- [Instructions for the task]
Return the entries below verbatim. Pictures stay out.

_ _ _ _ _

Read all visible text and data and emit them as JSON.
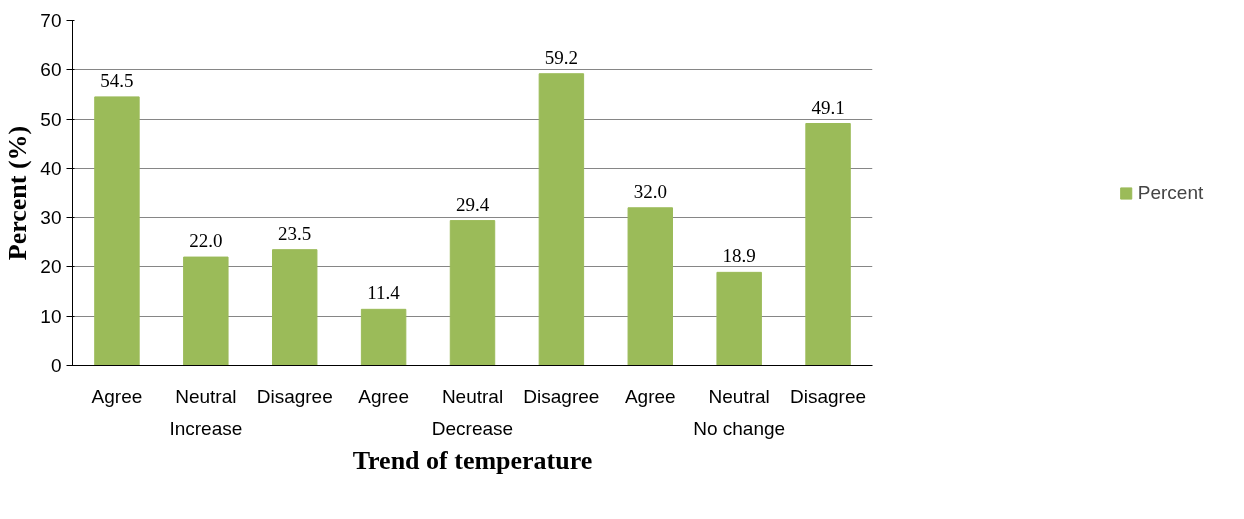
{
  "chart_data": {
    "type": "bar",
    "xlabel": "Trend of temperature",
    "ylabel": "Percent (%)",
    "categories": [
      "Agree",
      "Neutral",
      "Disagree",
      "Agree",
      "Neutral",
      "Disagree",
      "Agree",
      "Neutral",
      "Disagree"
    ],
    "annotations": [
      "Increase",
      "Decrease",
      "No change"
    ],
    "series": [
      {
        "name": "Percent",
        "color": "#9bbb59",
        "values": [
          54.5,
          22.0,
          23.5,
          11.4,
          29.4,
          59.2,
          32.0,
          18.9,
          49.1
        ],
        "value_labels": [
          "54.5",
          "22.0",
          "23.5",
          "11.4",
          "29.4",
          "59.2",
          "32.0",
          "18.9",
          "49.1"
        ]
      }
    ],
    "ylim": [
      0,
      70
    ],
    "yticks": [
      0,
      10,
      20,
      30,
      40,
      50,
      60,
      70
    ],
    "grid": "y",
    "legend": "right"
  }
}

_ _ _ _ _

- [Exercise result]
Read all visible text and data and emit them as JSON.
{
  "chart_data": {
    "type": "bar",
    "xlabel": "Trend of temperature",
    "ylabel": "Percent (%)",
    "categories": [
      "Agree",
      "Neutral",
      "Disagree",
      "Agree",
      "Neutral",
      "Disagree",
      "Agree",
      "Neutral",
      "Disagree"
    ],
    "annotations": [
      "Increase",
      "Decrease",
      "No change"
    ],
    "series": [
      {
        "name": "Percent",
        "color": "#9bbb59",
        "values": [
          54.5,
          22.0,
          23.5,
          11.4,
          29.4,
          59.2,
          32.0,
          18.9,
          49.1
        ],
        "value_labels": [
          "54.5",
          "22.0",
          "23.5",
          "11.4",
          "29.4",
          "59.2",
          "32.0",
          "18.9",
          "49.1"
        ]
      }
    ],
    "ylim": [
      0,
      70
    ],
    "yticks": [
      0,
      10,
      20,
      30,
      40,
      50,
      60,
      70
    ],
    "grid": "y",
    "legend": "right"
  }
}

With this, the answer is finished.